(Data records)
((

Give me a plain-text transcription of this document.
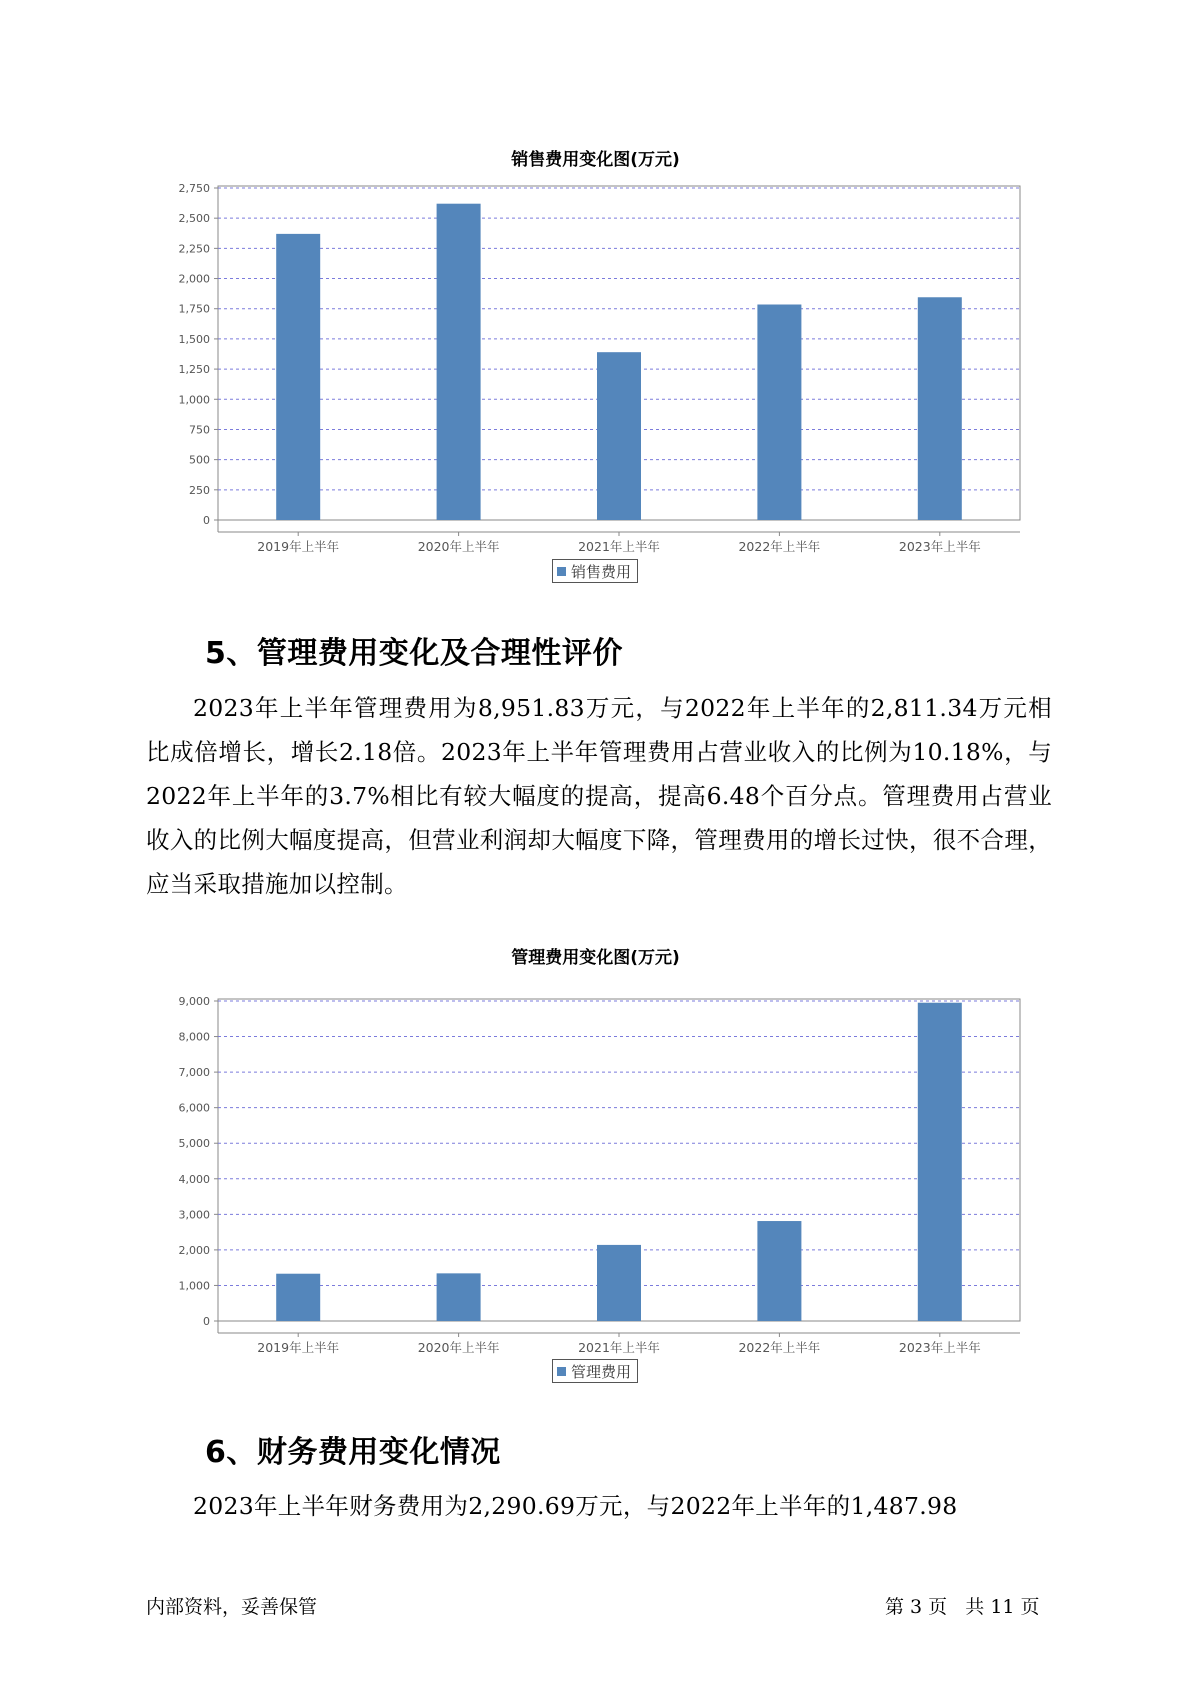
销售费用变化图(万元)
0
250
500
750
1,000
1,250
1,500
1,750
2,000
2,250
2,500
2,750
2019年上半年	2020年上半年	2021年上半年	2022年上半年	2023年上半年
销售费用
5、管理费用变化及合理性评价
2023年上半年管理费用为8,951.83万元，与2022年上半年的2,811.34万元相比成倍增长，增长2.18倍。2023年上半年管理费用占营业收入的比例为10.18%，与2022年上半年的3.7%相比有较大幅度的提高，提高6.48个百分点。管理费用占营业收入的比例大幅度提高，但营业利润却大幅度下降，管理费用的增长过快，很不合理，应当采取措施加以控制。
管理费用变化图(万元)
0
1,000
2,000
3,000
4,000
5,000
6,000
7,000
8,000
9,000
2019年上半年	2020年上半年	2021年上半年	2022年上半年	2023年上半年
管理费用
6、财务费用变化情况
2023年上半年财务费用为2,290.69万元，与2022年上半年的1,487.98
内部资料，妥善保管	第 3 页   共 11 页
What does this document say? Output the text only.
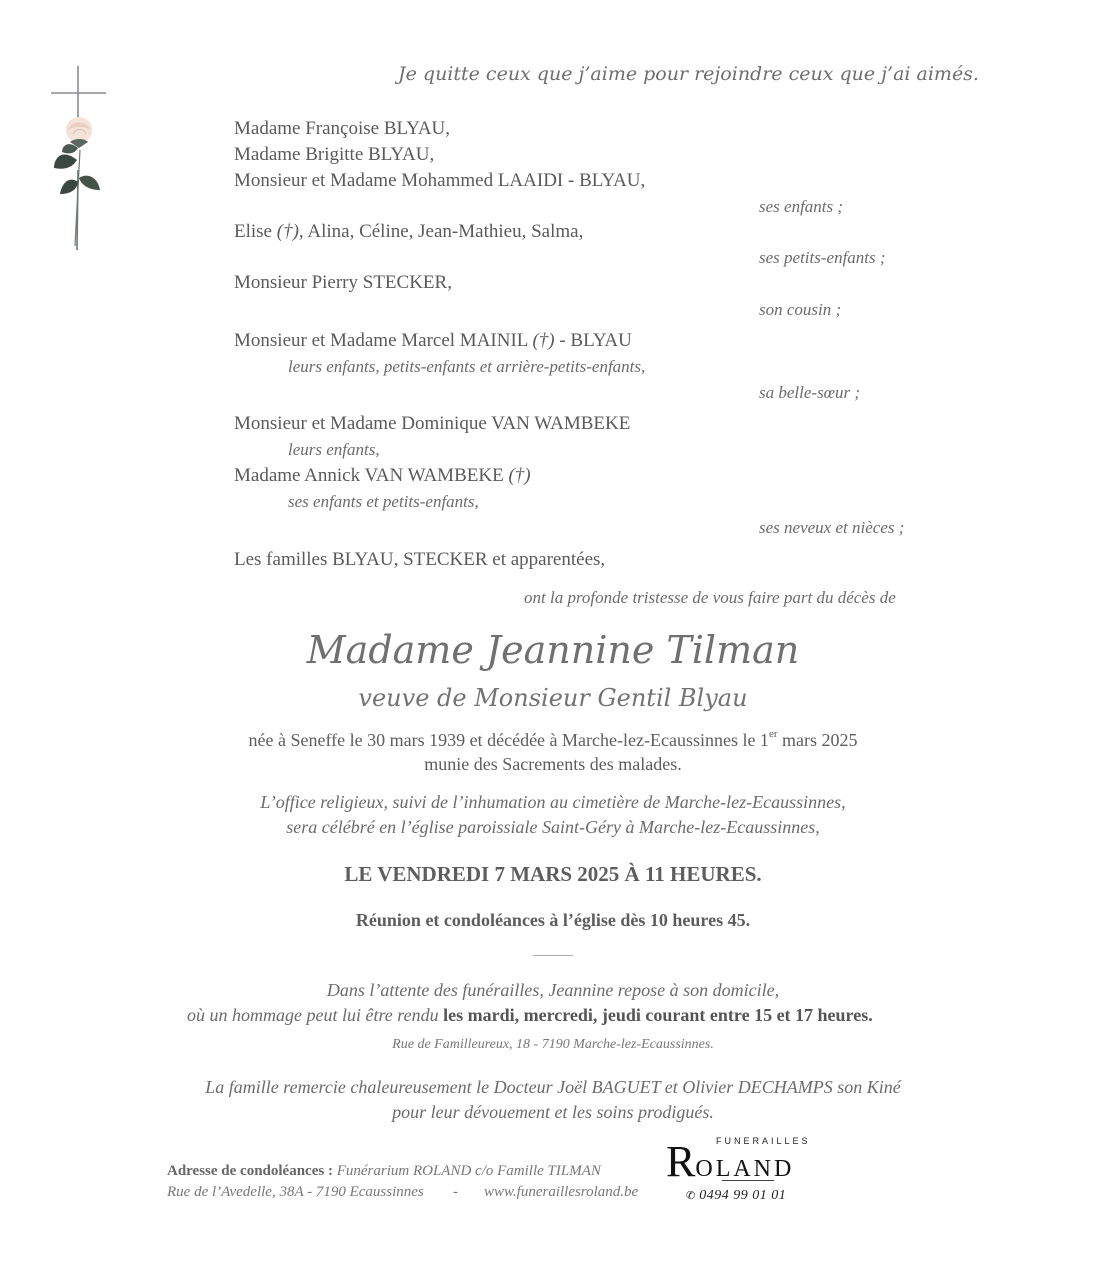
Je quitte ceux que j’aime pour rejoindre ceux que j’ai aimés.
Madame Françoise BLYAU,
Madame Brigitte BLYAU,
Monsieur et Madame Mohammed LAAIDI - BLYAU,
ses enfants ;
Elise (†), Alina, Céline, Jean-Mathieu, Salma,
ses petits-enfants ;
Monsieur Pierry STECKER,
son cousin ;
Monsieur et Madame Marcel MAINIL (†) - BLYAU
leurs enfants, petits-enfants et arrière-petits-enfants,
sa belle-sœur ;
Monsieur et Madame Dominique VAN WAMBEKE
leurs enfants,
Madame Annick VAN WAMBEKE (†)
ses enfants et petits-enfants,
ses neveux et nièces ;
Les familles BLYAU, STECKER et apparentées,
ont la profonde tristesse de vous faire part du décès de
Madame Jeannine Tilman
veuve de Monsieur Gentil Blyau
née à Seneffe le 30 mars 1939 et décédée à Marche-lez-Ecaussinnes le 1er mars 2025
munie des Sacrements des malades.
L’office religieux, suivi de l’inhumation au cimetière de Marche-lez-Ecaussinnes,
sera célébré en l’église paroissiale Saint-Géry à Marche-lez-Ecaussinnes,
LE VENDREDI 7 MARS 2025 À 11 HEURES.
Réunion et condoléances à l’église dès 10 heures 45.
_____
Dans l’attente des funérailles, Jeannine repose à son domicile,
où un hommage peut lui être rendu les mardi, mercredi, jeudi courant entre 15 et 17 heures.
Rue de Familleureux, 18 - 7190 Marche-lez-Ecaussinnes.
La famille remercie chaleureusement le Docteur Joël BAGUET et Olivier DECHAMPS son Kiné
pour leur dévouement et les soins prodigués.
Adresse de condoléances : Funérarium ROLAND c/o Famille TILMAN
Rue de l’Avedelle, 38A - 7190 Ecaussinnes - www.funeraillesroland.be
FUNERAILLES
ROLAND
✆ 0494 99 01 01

))

TASK DIRECTIONS =>
From the listing above, copy all lines holding the word "Jeannine".

FINAL RESULT =>
Madame Jeannine Tilman
Dans l’attente des funérailles, Jeannine repose à son domicile,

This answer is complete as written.